Make an exact copy of all the entries, but do not reproduce the pictures.

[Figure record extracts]
-- START --
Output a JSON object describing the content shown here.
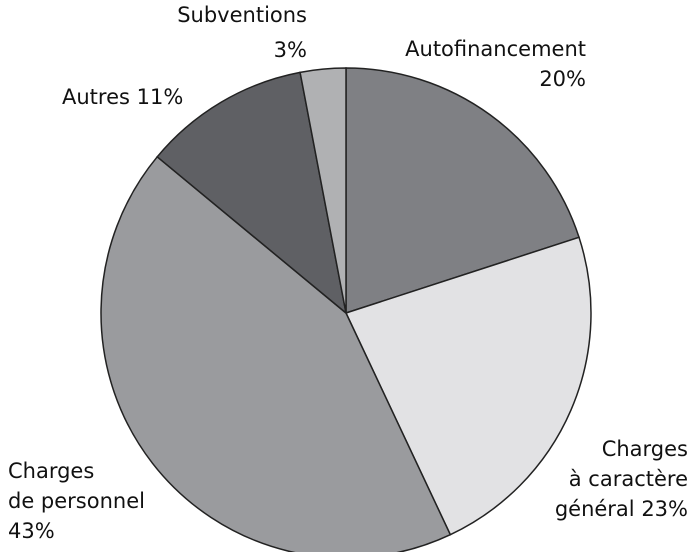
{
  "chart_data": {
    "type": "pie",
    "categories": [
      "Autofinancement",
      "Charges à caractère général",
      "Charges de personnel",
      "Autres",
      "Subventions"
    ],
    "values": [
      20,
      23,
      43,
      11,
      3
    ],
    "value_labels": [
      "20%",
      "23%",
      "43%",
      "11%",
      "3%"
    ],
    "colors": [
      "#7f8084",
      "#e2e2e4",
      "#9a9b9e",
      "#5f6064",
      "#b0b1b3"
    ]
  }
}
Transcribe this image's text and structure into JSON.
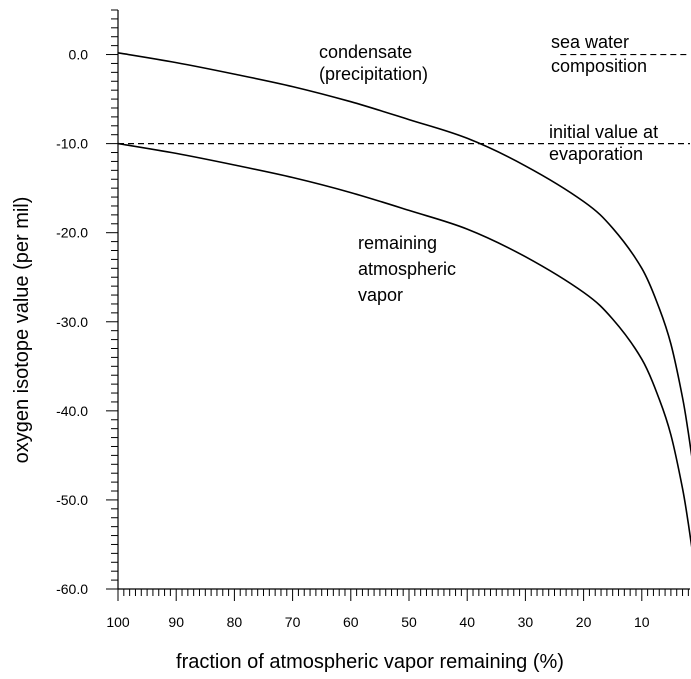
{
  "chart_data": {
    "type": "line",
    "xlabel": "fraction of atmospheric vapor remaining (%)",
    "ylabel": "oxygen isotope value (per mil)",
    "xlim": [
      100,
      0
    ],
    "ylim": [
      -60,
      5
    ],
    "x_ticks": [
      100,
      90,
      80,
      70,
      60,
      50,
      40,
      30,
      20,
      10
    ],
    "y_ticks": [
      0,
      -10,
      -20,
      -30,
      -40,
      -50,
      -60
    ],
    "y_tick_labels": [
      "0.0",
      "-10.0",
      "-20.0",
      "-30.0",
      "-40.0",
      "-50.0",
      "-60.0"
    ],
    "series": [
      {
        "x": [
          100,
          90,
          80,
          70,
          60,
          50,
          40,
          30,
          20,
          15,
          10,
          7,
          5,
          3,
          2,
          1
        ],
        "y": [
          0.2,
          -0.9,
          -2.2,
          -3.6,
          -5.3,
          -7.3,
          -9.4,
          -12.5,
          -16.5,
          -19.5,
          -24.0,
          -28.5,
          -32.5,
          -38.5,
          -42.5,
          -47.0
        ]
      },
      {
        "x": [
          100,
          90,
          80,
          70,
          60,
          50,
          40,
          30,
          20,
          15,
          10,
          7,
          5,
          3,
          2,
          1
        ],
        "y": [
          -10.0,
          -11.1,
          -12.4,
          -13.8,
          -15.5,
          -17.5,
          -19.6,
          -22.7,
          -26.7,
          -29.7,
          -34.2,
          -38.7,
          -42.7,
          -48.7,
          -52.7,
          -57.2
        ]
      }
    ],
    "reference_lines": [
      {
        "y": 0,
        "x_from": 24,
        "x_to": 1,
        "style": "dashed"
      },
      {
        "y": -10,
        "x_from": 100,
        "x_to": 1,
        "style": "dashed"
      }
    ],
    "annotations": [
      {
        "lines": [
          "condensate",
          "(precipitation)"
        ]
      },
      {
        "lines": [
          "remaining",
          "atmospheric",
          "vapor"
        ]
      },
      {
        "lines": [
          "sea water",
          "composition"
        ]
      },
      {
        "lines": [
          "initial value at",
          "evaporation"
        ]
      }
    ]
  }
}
-- END --
◆ THE COMPLETED TASK ◆
Output a JSON object describing the content shown here.
{
  "chart_data": {
    "type": "pie",
    "categories": [
      "Autofinancement",
      "Charges à caractère général",
      "Charges de personnel",
      "Autres",
      "Subventions"
    ],
    "values": [
      20,
      23,
      43,
      11,
      3
    ],
    "value_labels": [
      "20%",
      "23%",
      "43%",
      "11%",
      "3%"
    ],
    "colors": [
      "#7f8084",
      "#e2e2e4",
      "#9a9b9e",
      "#5f6064",
      "#b0b1b3"
    ]
  }
}
Transcribe this image's text and structure into JSON.
{
  "chart_data": {
    "type": "line",
    "xlabel": "fraction of atmospheric vapor remaining (%)",
    "ylabel": "oxygen isotope value (per mil)",
    "xlim": [
      100,
      0
    ],
    "ylim": [
      -60,
      5
    ],
    "x_ticks": [
      100,
      90,
      80,
      70,
      60,
      50,
      40,
      30,
      20,
      10
    ],
    "y_ticks": [
      0,
      -10,
      -20,
      -30,
      -40,
      -50,
      -60
    ],
    "y_tick_labels": [
      "0.0",
      "-10.0",
      "-20.0",
      "-30.0",
      "-40.0",
      "-50.0",
      "-60.0"
    ],
    "series": [
      {
        "x": [
          100,
          90,
          80,
          70,
          60,
          50,
          40,
          30,
          20,
          15,
          10,
          7,
          5,
          3,
          2,
          1
        ],
        "y": [
          0.2,
          -0.9,
          -2.2,
          -3.6,
          -5.3,
          -7.3,
          -9.4,
          -12.5,
          -16.5,
          -19.5,
          -24.0,
          -28.5,
          -32.5,
          -38.5,
          -42.5,
          -47.0
        ]
      },
      {
        "x": [
          100,
          90,
          80,
          70,
          60,
          50,
          40,
          30,
          20,
          15,
          10,
          7,
          5,
          3,
          2,
          1
        ],
        "y": [
          -10.0,
          -11.1,
          -12.4,
          -13.8,
          -15.5,
          -17.5,
          -19.6,
          -22.7,
          -26.7,
          -29.7,
          -34.2,
          -38.7,
          -42.7,
          -48.7,
          -52.7,
          -57.2
        ]
      }
    ],
    "reference_lines": [
      {
        "y": 0,
        "x_from": 24,
        "x_to": 1,
        "style": "dashed"
      },
      {
        "y": -10,
        "x_from": 100,
        "x_to": 1,
        "style": "dashed"
      }
    ],
    "annotations": [
      {
        "lines": [
          "condensate",
          "(precipitation)"
        ]
      },
      {
        "lines": [
          "remaining",
          "atmospheric",
          "vapor"
        ]
      },
      {
        "lines": [
          "sea water",
          "composition"
        ]
      },
      {
        "lines": [
          "initial value at",
          "evaporation"
        ]
      }
    ]
  }
}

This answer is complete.